**To do:** Determine how many lines carry the word "stodoła". Output that number only.

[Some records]
###

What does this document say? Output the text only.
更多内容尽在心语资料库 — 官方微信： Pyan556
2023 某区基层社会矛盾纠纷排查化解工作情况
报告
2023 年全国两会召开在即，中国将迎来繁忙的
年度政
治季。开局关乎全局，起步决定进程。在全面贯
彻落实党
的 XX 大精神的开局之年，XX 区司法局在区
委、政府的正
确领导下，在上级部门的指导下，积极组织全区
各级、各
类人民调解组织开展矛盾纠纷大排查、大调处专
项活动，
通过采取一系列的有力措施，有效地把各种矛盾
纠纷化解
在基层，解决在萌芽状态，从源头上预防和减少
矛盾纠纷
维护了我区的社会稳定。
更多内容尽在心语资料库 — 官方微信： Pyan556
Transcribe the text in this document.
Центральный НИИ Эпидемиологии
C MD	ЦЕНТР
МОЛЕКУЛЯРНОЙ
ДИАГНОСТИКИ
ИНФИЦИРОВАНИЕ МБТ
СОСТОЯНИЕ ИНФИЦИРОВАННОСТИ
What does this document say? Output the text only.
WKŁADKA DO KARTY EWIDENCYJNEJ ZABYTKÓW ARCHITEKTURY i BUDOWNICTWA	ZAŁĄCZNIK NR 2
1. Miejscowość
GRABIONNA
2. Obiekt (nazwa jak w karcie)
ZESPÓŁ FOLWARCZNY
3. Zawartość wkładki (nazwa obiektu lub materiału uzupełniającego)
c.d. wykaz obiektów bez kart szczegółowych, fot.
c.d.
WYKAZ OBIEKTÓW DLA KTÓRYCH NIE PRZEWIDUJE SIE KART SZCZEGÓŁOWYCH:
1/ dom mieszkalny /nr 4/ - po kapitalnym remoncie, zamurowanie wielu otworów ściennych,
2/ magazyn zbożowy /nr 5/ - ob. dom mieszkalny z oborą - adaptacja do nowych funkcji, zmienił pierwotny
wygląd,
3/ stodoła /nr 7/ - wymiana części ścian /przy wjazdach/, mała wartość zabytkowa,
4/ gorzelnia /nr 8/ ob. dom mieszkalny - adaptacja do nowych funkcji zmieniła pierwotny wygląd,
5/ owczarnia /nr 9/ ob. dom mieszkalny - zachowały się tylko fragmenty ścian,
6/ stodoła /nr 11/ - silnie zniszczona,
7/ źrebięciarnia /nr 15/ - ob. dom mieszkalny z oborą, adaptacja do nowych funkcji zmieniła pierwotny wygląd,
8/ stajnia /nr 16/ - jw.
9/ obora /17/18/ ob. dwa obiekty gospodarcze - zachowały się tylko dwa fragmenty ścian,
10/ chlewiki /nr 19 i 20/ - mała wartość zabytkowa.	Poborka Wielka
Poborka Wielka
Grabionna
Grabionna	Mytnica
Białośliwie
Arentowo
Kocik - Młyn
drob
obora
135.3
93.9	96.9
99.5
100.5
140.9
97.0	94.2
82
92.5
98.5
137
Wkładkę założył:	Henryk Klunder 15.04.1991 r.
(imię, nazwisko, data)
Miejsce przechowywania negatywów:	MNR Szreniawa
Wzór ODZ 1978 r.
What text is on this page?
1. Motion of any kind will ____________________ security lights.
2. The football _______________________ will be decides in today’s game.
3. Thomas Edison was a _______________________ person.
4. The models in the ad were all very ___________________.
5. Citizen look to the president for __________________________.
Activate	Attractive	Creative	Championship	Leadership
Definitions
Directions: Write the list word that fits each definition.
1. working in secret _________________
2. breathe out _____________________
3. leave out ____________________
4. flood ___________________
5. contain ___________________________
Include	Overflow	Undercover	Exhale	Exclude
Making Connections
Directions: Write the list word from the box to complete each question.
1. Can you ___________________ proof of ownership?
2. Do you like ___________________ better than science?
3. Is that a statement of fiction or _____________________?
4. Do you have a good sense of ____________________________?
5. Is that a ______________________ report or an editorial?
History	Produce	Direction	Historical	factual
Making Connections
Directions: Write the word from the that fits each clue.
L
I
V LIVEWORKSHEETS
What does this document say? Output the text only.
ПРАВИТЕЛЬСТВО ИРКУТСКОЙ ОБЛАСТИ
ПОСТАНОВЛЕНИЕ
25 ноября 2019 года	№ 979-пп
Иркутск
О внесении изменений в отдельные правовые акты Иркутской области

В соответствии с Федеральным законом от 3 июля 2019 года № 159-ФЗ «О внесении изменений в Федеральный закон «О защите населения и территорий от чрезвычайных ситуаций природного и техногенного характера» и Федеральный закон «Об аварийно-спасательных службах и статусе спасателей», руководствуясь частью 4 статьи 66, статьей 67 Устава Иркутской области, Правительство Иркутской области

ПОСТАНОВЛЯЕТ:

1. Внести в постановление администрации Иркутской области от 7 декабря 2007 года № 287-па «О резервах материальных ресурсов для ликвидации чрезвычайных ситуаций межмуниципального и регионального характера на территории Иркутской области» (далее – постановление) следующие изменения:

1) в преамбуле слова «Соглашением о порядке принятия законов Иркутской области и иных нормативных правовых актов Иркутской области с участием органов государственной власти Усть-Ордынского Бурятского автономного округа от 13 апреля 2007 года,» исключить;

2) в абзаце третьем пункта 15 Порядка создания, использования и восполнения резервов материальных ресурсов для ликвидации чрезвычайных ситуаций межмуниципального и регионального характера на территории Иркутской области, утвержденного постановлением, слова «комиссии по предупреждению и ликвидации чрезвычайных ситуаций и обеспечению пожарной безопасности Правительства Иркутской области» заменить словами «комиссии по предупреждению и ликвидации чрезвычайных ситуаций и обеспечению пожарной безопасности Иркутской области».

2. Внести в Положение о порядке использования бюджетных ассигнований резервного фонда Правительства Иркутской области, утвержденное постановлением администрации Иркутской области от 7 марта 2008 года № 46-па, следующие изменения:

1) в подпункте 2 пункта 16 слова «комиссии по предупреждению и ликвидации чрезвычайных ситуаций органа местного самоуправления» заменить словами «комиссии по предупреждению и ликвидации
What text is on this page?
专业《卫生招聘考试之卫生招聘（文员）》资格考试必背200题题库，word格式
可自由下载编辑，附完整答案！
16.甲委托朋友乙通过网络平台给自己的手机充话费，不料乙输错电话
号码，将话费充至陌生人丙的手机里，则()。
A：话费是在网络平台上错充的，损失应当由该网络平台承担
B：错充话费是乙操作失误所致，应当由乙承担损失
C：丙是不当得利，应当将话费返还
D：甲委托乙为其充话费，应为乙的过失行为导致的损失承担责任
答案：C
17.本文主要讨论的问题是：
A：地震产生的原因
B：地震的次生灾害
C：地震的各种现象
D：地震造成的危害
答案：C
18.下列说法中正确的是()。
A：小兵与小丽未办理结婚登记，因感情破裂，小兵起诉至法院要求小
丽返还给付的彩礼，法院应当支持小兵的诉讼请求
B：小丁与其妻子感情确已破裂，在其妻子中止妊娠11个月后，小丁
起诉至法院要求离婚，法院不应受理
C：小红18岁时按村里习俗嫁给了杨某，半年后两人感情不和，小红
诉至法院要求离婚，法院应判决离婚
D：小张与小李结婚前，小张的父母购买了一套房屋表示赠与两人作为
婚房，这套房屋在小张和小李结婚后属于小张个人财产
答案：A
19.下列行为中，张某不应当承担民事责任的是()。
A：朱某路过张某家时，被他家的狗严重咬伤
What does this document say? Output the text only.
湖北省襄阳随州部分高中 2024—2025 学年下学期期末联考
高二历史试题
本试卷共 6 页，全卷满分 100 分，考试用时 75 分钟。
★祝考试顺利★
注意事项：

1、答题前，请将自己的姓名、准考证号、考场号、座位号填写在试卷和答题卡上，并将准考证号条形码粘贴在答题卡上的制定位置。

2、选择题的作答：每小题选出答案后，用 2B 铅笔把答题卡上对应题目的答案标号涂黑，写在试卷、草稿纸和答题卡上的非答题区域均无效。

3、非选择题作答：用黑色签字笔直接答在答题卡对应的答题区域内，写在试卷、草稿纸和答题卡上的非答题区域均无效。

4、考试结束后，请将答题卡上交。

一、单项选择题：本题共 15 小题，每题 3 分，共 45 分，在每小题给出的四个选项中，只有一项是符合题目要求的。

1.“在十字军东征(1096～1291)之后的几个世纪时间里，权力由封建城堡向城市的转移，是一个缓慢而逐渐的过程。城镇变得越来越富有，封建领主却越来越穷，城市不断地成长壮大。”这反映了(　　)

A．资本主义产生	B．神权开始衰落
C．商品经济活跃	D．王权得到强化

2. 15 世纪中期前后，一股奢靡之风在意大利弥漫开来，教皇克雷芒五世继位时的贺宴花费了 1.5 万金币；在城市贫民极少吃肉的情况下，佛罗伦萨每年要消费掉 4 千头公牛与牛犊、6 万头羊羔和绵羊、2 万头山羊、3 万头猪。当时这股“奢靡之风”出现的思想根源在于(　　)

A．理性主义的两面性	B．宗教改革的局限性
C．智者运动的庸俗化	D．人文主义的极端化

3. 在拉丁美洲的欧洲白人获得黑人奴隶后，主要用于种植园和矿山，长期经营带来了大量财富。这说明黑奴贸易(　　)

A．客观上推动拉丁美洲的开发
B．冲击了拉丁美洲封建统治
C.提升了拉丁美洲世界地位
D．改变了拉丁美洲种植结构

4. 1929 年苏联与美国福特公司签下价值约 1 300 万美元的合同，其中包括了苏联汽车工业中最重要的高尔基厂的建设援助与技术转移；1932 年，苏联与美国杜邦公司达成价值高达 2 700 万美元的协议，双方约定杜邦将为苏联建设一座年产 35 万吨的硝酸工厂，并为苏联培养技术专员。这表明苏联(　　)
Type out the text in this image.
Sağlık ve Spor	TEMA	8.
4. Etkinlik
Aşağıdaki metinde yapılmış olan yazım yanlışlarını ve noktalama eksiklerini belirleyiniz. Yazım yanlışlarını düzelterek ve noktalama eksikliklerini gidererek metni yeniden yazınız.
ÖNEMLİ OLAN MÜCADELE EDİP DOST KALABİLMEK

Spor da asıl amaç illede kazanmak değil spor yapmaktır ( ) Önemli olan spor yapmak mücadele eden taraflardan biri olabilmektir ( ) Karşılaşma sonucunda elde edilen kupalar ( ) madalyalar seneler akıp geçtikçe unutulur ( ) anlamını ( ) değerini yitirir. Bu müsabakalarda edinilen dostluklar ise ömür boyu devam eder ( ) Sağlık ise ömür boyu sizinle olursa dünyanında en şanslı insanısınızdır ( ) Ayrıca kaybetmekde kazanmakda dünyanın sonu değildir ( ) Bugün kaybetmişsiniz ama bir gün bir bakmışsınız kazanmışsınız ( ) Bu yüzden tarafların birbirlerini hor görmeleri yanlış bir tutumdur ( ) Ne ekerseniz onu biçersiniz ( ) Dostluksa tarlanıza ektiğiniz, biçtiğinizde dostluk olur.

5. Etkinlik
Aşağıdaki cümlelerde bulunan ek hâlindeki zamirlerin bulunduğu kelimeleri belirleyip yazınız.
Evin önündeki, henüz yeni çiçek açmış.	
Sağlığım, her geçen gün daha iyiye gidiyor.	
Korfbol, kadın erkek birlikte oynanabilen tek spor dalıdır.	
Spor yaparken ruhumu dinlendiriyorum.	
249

###

**Output of the task:** 2